Stored records
◇ ◇ ◇

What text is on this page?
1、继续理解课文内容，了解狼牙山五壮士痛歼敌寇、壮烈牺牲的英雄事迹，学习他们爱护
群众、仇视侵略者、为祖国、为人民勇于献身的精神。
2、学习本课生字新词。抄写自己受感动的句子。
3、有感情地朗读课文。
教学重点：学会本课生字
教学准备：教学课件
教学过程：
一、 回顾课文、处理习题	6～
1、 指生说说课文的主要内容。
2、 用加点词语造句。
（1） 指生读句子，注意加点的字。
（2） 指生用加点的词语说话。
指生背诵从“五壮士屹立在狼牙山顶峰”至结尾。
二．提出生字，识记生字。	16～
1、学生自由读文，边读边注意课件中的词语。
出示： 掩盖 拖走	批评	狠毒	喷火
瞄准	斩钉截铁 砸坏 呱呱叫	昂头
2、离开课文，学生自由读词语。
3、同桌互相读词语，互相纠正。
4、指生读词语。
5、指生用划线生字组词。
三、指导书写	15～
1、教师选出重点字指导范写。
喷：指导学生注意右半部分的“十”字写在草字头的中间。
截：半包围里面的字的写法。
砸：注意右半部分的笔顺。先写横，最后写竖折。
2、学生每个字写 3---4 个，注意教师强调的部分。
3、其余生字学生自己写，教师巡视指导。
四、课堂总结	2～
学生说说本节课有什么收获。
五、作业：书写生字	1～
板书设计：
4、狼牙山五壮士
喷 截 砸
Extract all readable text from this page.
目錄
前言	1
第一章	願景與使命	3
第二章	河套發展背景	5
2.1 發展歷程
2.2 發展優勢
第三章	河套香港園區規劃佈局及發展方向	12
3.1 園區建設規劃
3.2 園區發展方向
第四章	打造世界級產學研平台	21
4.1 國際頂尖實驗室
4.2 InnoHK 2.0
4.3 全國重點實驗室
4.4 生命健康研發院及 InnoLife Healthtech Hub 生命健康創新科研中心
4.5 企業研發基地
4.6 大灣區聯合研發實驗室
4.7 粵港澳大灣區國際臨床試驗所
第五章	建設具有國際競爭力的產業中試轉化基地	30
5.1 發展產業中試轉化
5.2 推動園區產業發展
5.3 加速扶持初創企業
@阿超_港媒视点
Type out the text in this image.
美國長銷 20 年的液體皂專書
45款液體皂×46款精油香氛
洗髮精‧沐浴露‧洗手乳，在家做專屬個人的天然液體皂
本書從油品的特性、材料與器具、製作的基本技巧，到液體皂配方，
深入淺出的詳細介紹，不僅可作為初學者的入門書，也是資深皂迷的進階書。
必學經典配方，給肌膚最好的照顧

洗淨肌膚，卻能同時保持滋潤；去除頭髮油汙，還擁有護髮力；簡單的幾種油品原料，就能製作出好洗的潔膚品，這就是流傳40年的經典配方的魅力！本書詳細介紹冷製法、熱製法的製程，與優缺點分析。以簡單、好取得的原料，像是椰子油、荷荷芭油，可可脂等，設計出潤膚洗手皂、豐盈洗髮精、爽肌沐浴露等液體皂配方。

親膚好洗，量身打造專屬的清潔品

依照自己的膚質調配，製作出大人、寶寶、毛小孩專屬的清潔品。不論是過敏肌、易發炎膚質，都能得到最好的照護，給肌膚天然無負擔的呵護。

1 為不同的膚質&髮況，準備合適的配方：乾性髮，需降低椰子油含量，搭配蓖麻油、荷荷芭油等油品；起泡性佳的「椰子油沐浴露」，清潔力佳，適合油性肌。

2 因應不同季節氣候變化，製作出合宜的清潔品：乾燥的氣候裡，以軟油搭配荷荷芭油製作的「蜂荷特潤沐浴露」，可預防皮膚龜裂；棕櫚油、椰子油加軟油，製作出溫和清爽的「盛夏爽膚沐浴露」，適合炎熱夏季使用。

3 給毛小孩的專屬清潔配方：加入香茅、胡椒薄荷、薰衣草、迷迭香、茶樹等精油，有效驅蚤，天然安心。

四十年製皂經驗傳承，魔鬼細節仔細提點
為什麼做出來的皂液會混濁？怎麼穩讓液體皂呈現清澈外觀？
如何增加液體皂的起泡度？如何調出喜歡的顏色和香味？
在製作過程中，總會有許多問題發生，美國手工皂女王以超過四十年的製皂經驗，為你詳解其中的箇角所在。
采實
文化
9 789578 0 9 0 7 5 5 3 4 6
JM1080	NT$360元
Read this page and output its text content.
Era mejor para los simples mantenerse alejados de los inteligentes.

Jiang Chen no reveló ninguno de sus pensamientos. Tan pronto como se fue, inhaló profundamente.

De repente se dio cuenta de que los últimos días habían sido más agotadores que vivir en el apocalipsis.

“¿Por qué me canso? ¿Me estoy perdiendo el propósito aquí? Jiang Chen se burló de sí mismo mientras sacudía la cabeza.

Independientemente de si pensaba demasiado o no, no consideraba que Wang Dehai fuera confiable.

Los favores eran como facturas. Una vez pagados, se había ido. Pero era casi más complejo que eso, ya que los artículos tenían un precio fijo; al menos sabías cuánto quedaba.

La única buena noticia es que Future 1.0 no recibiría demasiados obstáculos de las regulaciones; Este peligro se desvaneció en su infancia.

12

◇ ◇ ◇

_STATED PROBLEM_. Repeat every record exactly as written, please.

_EXERCISE RESULT_.
What text is on this page?
1、继续理解课文内容，了解狼牙山五壮士痛歼敌寇、壮烈牺牲的英雄事迹，学习他们爱护
群众、仇视侵略者、为祖国、为人民勇于献身的精神。
2、学习本课生字新词。抄写自己受感动的句子。
3、有感情地朗读课文。
教学重点：学会本课生字
教学准备：教学课件
教学过程：
一、 回顾课文、处理习题	6～
1、 指生说说课文的主要内容。
2、 用加点词语造句。
（1） 指生读句子，注意加点的字。
（2） 指生用加点的词语说话。
指生背诵从“五壮士屹立在狼牙山顶峰”至结尾。
二．提出生字，识记生字。	16～
1、学生自由读文，边读边注意课件中的词语。
出示： 掩盖 拖走	批评	狠毒	喷火
瞄准	斩钉截铁 砸坏 呱呱叫	昂头
2、离开课文，学生自由读词语。
3、同桌互相读词语，互相纠正。
4、指生读词语。
5、指生用划线生字组词。
三、指导书写	15～
1、教师选出重点字指导范写。
喷：指导学生注意右半部分的“十”字写在草字头的中间。
截：半包围里面的字的写法。
砸：注意右半部分的笔顺。先写横，最后写竖折。
2、学生每个字写 3---4 个，注意教师强调的部分。
3、其余生字学生自己写，教师巡视指导。
四、课堂总结	2～
学生说说本节课有什么收获。
五、作业：书写生字	1～
板书设计：
4、狼牙山五壮士
喷 截 砸
Extract all readable text from this page.
目錄
前言	1
第一章	願景與使命	3
第二章	河套發展背景	5
2.1 發展歷程
2.2 發展優勢
第三章	河套香港園區規劃佈局及發展方向	12
3.1 園區建設規劃
3.2 園區發展方向
第四章	打造世界級產學研平台	21
4.1 國際頂尖實驗室
4.2 InnoHK 2.0
4.3 全國重點實驗室
4.4 生命健康研發院及 InnoLife Healthtech Hub 生命健康創新科研中心
4.5 企業研發基地
4.6 大灣區聯合研發實驗室
4.7 粵港澳大灣區國際臨床試驗所
第五章	建設具有國際競爭力的產業中試轉化基地	30
5.1 發展產業中試轉化
5.2 推動園區產業發展
5.3 加速扶持初創企業
@阿超_港媒视点
Type out the text in this image.
美國長銷 20 年的液體皂專書
45款液體皂×46款精油香氛
洗髮精‧沐浴露‧洗手乳，在家做專屬個人的天然液體皂
本書從油品的特性、材料與器具、製作的基本技巧，到液體皂配方，
深入淺出的詳細介紹，不僅可作為初學者的入門書，也是資深皂迷的進階書。
必學經典配方，給肌膚最好的照顧

洗淨肌膚，卻能同時保持滋潤；去除頭髮油汙，還擁有護髮力；簡單的幾種油品原料，就能製作出好洗的潔膚品，這就是流傳40年的經典配方的魅力！本書詳細介紹冷製法、熱製法的製程，與優缺點分析。以簡單、好取得的原料，像是椰子油、荷荷芭油，可可脂等，設計出潤膚洗手皂、豐盈洗髮精、爽肌沐浴露等液體皂配方。

親膚好洗，量身打造專屬的清潔品

依照自己的膚質調配，製作出大人、寶寶、毛小孩專屬的清潔品。不論是過敏肌、易發炎膚質，都能得到最好的照護，給肌膚天然無負擔的呵護。

1 為不同的膚質&髮況，準備合適的配方：乾性髮，需降低椰子油含量，搭配蓖麻油、荷荷芭油等油品；起泡性佳的「椰子油沐浴露」，清潔力佳，適合油性肌。

2 因應不同季節氣候變化，製作出合宜的清潔品：乾燥的氣候裡，以軟油搭配荷荷芭油製作的「蜂荷特潤沐浴露」，可預防皮膚龜裂；棕櫚油、椰子油加軟油，製作出溫和清爽的「盛夏爽膚沐浴露」，適合炎熱夏季使用。

3 給毛小孩的專屬清潔配方：加入香茅、胡椒薄荷、薰衣草、迷迭香、茶樹等精油，有效驅蚤，天然安心。

四十年製皂經驗傳承，魔鬼細節仔細提點
為什麼做出來的皂液會混濁？怎麼穩讓液體皂呈現清澈外觀？
如何增加液體皂的起泡度？如何調出喜歡的顏色和香味？
在製作過程中，總會有許多問題發生，美國手工皂女王以超過四十年的製皂經驗，為你詳解其中的箇角所在。
采實
文化
9 789578 0 9 0 7 5 5 3 4 6
JM1080	NT$360元
Read this page and output its text content.
Era mejor para los simples mantenerse alejados de los inteligentes.

Jiang Chen no reveló ninguno de sus pensamientos. Tan pronto como se fue, inhaló profundamente.

De repente se dio cuenta de que los últimos días habían sido más agotadores que vivir en el apocalipsis.

“¿Por qué me canso? ¿Me estoy perdiendo el propósito aquí? Jiang Chen se burló de sí mismo mientras sacudía la cabeza.

Independientemente de si pensaba demasiado o no, no consideraba que Wang Dehai fuera confiable.

Los favores eran como facturas. Una vez pagados, se había ido. Pero era casi más complejo que eso, ya que los artículos tenían un precio fijo; al menos sabías cuánto quedaba.

La única buena noticia es que Future 1.0 no recibiría demasiados obstáculos de las regulaciones; Este peligro se desvaneció en su infancia.

12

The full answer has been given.